**** ENTRIES SHOWN
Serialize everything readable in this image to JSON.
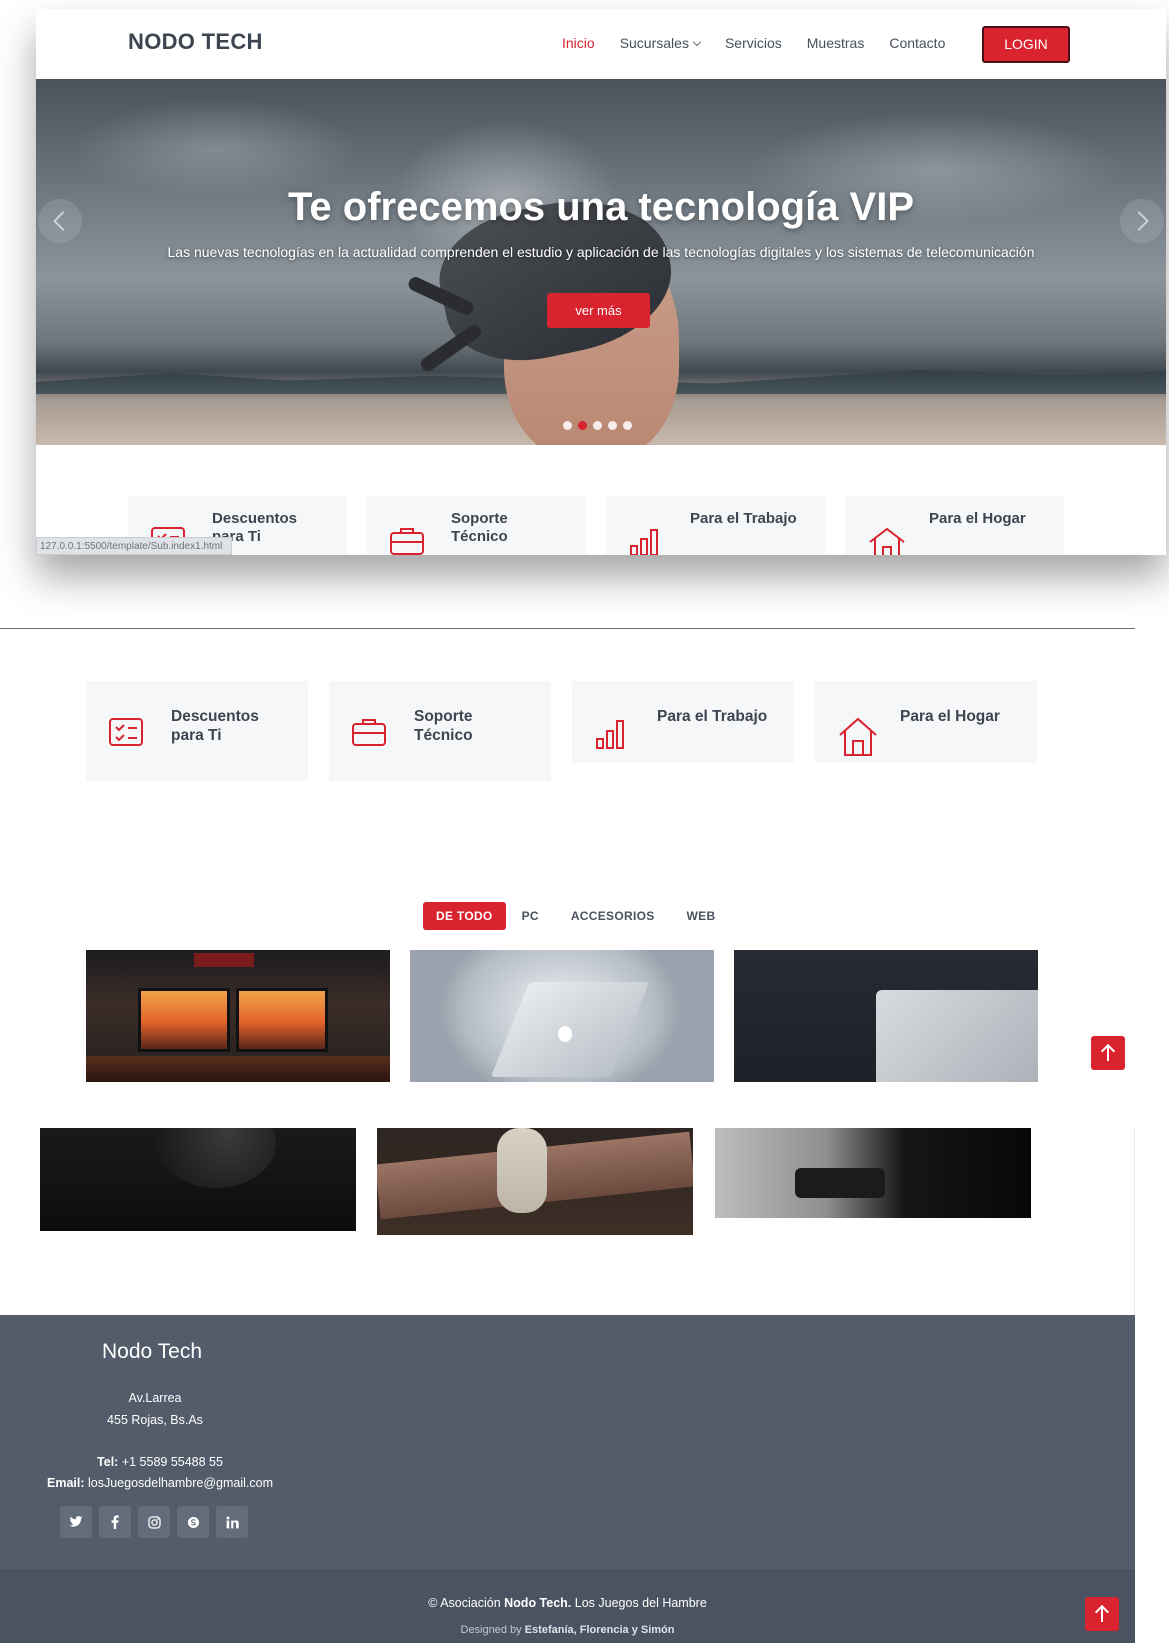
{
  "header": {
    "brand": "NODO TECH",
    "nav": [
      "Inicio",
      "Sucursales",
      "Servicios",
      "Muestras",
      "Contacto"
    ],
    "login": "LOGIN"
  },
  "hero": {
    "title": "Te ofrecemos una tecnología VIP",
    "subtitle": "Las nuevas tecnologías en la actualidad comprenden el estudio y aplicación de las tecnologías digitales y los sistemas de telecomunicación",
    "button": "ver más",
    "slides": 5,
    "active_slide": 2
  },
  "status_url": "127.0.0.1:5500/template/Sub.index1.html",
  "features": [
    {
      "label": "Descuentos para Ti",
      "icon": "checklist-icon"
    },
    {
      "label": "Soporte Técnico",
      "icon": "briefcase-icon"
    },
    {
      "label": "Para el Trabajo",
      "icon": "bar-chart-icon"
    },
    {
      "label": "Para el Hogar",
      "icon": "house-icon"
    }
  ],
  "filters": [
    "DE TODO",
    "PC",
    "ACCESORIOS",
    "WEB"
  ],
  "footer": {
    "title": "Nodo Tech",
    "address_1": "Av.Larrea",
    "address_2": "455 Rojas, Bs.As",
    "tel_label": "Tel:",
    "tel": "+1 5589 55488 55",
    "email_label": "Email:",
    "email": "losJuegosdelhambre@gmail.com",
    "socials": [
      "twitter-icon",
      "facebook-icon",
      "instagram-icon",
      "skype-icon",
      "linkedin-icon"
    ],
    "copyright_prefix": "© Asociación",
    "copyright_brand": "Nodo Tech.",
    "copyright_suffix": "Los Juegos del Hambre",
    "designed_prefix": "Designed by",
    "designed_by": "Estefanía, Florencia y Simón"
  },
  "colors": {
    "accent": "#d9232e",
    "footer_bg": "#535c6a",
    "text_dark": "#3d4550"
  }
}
********
## WHAT YOU WILL DO:
Omit every image. Quote each record exactly.

## FINISHED ANSWER:
Serialize everything readable in this image to JSON.
{
  "header": {
    "brand": "NODO TECH",
    "nav": [
      "Inicio",
      "Sucursales",
      "Servicios",
      "Muestras",
      "Contacto"
    ],
    "login": "LOGIN"
  },
  "hero": {
    "title": "Te ofrecemos una tecnología VIP",
    "subtitle": "Las nuevas tecnologías en la actualidad comprenden el estudio y aplicación de las tecnologías digitales y los sistemas de telecomunicación",
    "button": "ver más",
    "slides": 5,
    "active_slide": 2
  },
  "status_url": "127.0.0.1:5500/template/Sub.index1.html",
  "features": [
    {
      "label": "Descuentos para Ti",
      "icon": "checklist-icon"
    },
    {
      "label": "Soporte Técnico",
      "icon": "briefcase-icon"
    },
    {
      "label": "Para el Trabajo",
      "icon": "bar-chart-icon"
    },
    {
      "label": "Para el Hogar",
      "icon": "house-icon"
    }
  ],
  "filters": [
    "DE TODO",
    "PC",
    "ACCESORIOS",
    "WEB"
  ],
  "footer": {
    "title": "Nodo Tech",
    "address_1": "Av.Larrea",
    "address_2": "455 Rojas, Bs.As",
    "tel_label": "Tel:",
    "tel": "+1 5589 55488 55",
    "email_label": "Email:",
    "email": "losJuegosdelhambre@gmail.com",
    "socials": [
      "twitter-icon",
      "facebook-icon",
      "instagram-icon",
      "skype-icon",
      "linkedin-icon"
    ],
    "copyright_prefix": "© Asociación",
    "copyright_brand": "Nodo Tech.",
    "copyright_suffix": "Los Juegos del Hambre",
    "designed_prefix": "Designed by",
    "designed_by": "Estefanía, Florencia y Simón"
  },
  "colors": {
    "accent": "#d9232e",
    "footer_bg": "#535c6a",
    "text_dark": "#3d4550"
  }
}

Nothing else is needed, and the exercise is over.